→ **What is needed**:
Go through the records and extract every line with the word "ανήκει".
########
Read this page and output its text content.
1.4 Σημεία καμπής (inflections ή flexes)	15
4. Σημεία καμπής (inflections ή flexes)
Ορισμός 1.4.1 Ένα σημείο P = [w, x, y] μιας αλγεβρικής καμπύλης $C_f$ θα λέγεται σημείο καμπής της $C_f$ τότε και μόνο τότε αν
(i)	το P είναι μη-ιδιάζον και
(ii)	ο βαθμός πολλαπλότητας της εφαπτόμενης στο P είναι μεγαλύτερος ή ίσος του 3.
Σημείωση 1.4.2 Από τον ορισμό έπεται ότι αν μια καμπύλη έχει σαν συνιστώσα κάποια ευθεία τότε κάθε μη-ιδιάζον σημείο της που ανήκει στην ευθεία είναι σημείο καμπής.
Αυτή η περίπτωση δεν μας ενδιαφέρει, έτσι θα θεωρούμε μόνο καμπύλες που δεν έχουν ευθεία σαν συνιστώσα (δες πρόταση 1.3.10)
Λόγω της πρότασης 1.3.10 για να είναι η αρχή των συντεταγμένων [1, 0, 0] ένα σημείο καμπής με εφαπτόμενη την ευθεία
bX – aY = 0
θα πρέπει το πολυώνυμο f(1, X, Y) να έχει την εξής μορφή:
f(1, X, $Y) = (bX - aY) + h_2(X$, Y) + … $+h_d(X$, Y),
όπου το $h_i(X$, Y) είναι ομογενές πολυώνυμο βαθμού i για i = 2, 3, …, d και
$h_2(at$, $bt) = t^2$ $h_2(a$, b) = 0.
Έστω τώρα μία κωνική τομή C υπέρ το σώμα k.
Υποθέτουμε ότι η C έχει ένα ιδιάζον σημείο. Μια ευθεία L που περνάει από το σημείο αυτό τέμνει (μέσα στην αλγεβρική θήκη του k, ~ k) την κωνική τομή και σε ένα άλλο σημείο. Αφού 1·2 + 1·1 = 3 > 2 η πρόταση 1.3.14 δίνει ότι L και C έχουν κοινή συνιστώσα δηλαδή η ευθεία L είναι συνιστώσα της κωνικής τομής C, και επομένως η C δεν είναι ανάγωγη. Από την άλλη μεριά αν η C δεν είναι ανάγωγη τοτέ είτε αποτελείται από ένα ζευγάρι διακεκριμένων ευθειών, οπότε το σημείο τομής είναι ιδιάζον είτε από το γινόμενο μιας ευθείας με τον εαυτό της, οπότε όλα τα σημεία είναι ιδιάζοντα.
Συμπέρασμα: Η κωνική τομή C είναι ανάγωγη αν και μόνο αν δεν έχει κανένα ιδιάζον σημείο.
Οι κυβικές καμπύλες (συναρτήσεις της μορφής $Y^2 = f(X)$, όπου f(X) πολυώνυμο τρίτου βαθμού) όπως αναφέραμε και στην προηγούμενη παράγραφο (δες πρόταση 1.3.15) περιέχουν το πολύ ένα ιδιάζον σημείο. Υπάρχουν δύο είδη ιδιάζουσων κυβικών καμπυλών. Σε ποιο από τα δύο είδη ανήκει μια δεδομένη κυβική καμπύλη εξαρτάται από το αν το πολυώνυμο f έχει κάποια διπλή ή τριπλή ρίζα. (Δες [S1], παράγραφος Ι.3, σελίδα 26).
########
→ **The completed task**:
Σημείωση 1.4.2 Από τον ορισμό έπεται ότι αν μια καμπύλη έχει σαν συνιστώσα κάποια ευθεία τότε κάθε μη-ιδιάζον σημείο της που ανήκει στην ευθεία είναι σημείο καμπής.
Οι κυβικές καμπύλες (συναρτήσεις της μορφής $Y^2 = f(X)$, όπου f(X) πολυώνυμο τρίτου βαθμού) όπως αναφέραμε και στην προηγούμενη παράγραφο (δες πρόταση 1.3.15) περιέχουν το πολύ ένα ιδιάζον σημείο. Υπάρχουν δύο είδη ιδιάζουσων κυβικών καμπυλών. Σε ποιο από τα δύο είδη ανήκει μια δεδομένη κυβική καμπύλη εξαρτάται από το αν το πολυώνυμο f έχει κάποια διπλή ή τριπλή ρίζα. (Δες [S1], παράγραφος Ι.3, σελίδα 26).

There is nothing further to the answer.